YOUR TASK » Report back each line of the records that contains the string "области".

Stored entries »
- - - -
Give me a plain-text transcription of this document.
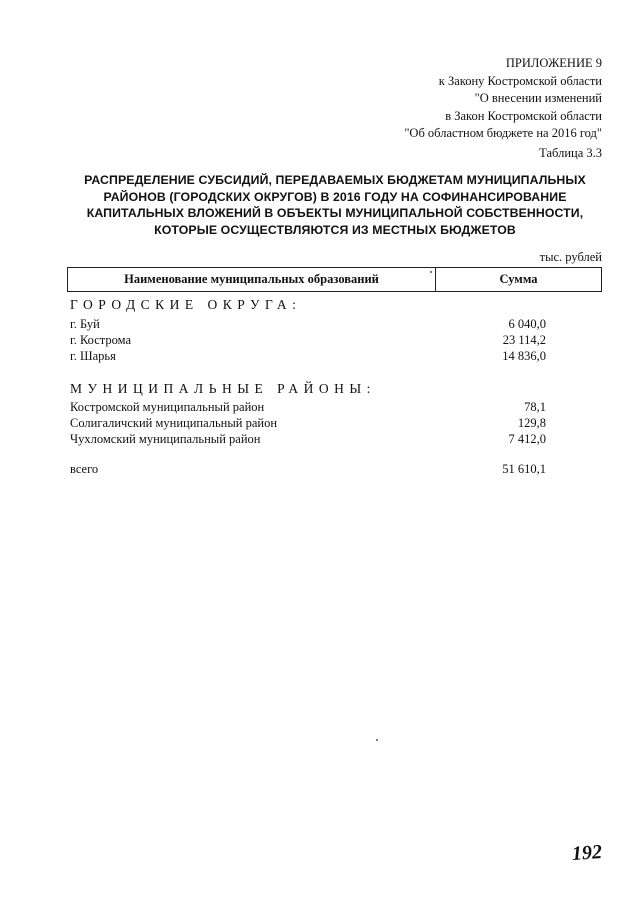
ПРИЛОЖЕНИЕ 9
к Закону Костромской области
"О внесении изменений
в Закон Костромской области
"Об областном бюджете на 2016 год"
Таблица 3.3
РАСПРЕДЕЛЕНИЕ СУБСИДИЙ, ПЕРЕДАВАЕМЫХ БЮДЖЕТАМ МУНИЦИПАЛЬНЫХ
РАЙОНОВ (ГОРОДСКИХ ОКРУГОВ) В 2016 ГОДУ НА СОФИНАНСИРОВАНИЕ
КАПИТАЛЬНЫХ ВЛОЖЕНИЙ В ОБЪЕКТЫ МУНИЦИПАЛЬНОЙ СОБСТВЕННОСТИ,
КОТОРЫЕ ОСУЩЕСТВЛЯЮТСЯ ИЗ МЕСТНЫХ БЮДЖЕТОВ
тыс. рублей
Наименование муниципальных образований	Сумма
ГОРОДСКИЕ ОКРУГА:
г. Буй	6 040,0
г. Кострома	23 114,2
г. Шарья	14 836,0
МУНИЦИПАЛЬНЫЕ РАЙОНЫ:
Костромской муниципальный район	78,1
Солигаличский муниципальный район	129,8
Чухломский муниципальный район	7 412,0
всего	51 610,1
192
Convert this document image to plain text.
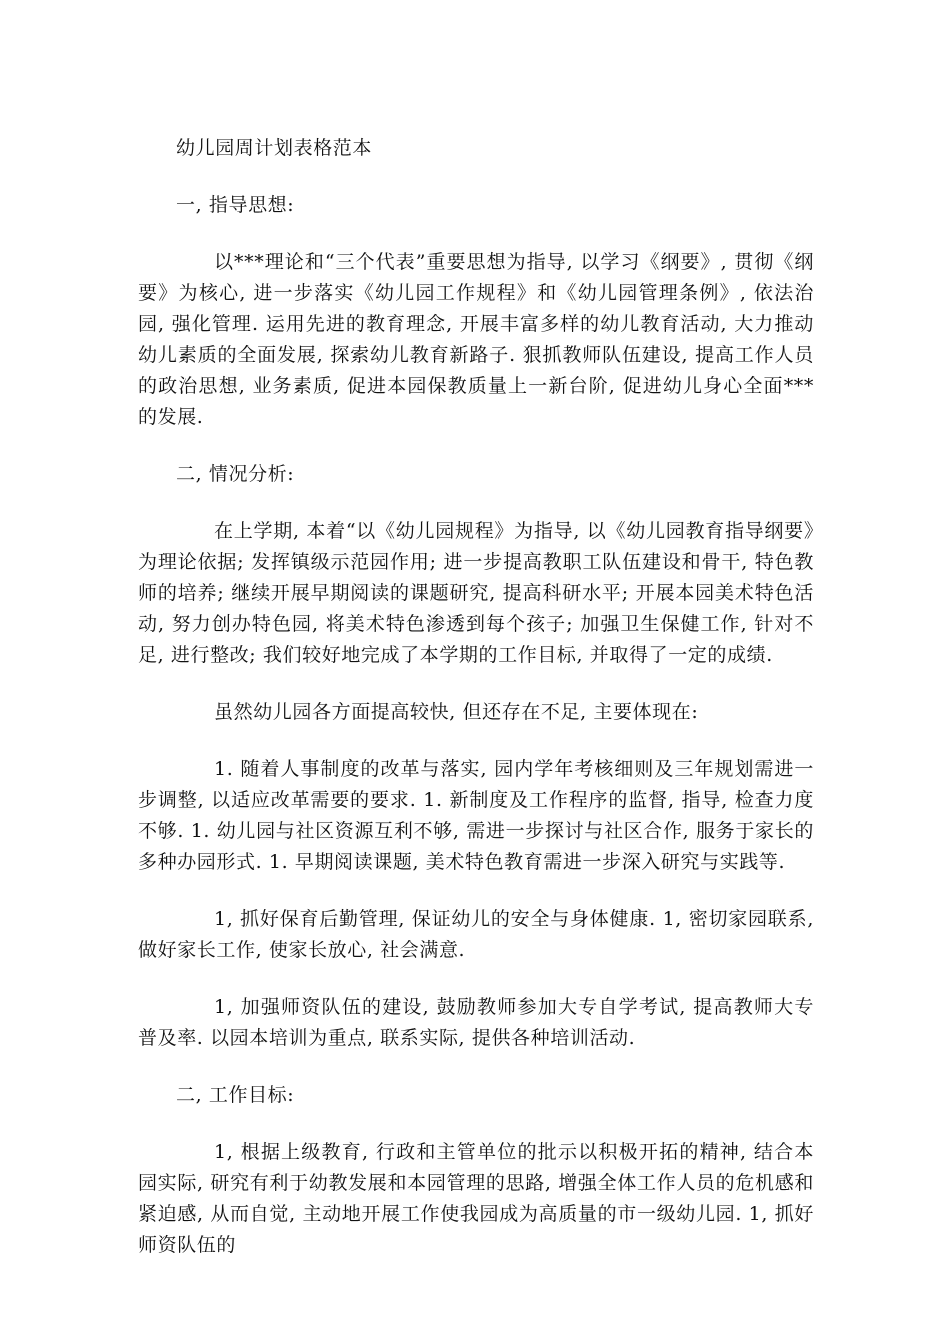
幼儿园周计划表格范本

一, 指导思想:

以***理论和“三个代表”重要思想为指导, 以学习《纲要》, 贯彻《纲要》为核心, 进一步落实《幼儿园工作规程》和《幼儿园管理条例》, 依法治园, 强化管理. 运用先进的教育理念, 开展丰富多样的幼儿教育活动, 大力推动幼儿素质的全面发展, 探索幼儿教育新路子. 狠抓教师队伍建设, 提高工作人员的政治思想, 业务素质, 促进本园保教质量上一新台阶, 促进幼儿身心全面***的发展.

二, 情况分析:

在上学期, 本着“以《幼儿园规程》为指导, 以《幼儿园教育指导纲要》为理论依据; 发挥镇级示范园作用; 进一步提高教职工队伍建设和骨干, 特色教师的培养; 继续开展早期阅读的课题研究, 提高科研水平; 开展本园美术特色活动, 努力创办特色园, 将美术特色渗透到每个孩子; 加强卫生保健工作, 针对不足, 进行整改; 我们较好地完成了本学期的工作目标, 并取得了一定的成绩.

虽然幼儿园各方面提高较快, 但还存在不足, 主要体现在:

1. 随着人事制度的改革与落实, 园内学年考核细则及三年规划需进一步调整, 以适应改革需要的要求. 1. 新制度及工作程序的监督, 指导, 检查力度不够. 1. 幼儿园与社区资源互利不够, 需进一步探讨与社区合作, 服务于家长的多种办园形式. 1. 早期阅读课题, 美术特色教育需进一步深入研究与实践等.

1, 抓好保育后勤管理, 保证幼儿的安全与身体健康. 1, 密切家园联系, 做好家长工作, 使家长放心, 社会满意.

1, 加强师资队伍的建设, 鼓励教师参加大专自学考试, 提高教师大专普及率. 以园本培训为重点, 联系实际, 提供各种培训活动.

二, 工作目标:

1, 根据上级教育, 行政和主管单位的批示以积极开拓的精神, 结合本园实际, 研究有利于幼教发展和本园管理的思路, 增强全体工作人员的危机感和紧迫感, 从而自觉, 主动地开展工作使我园成为高质量的市一级幼儿园. 1, 抓好师资队伍的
- - - -
THE SOLUTION »
к Закону Костромской области
в Закон Костромской области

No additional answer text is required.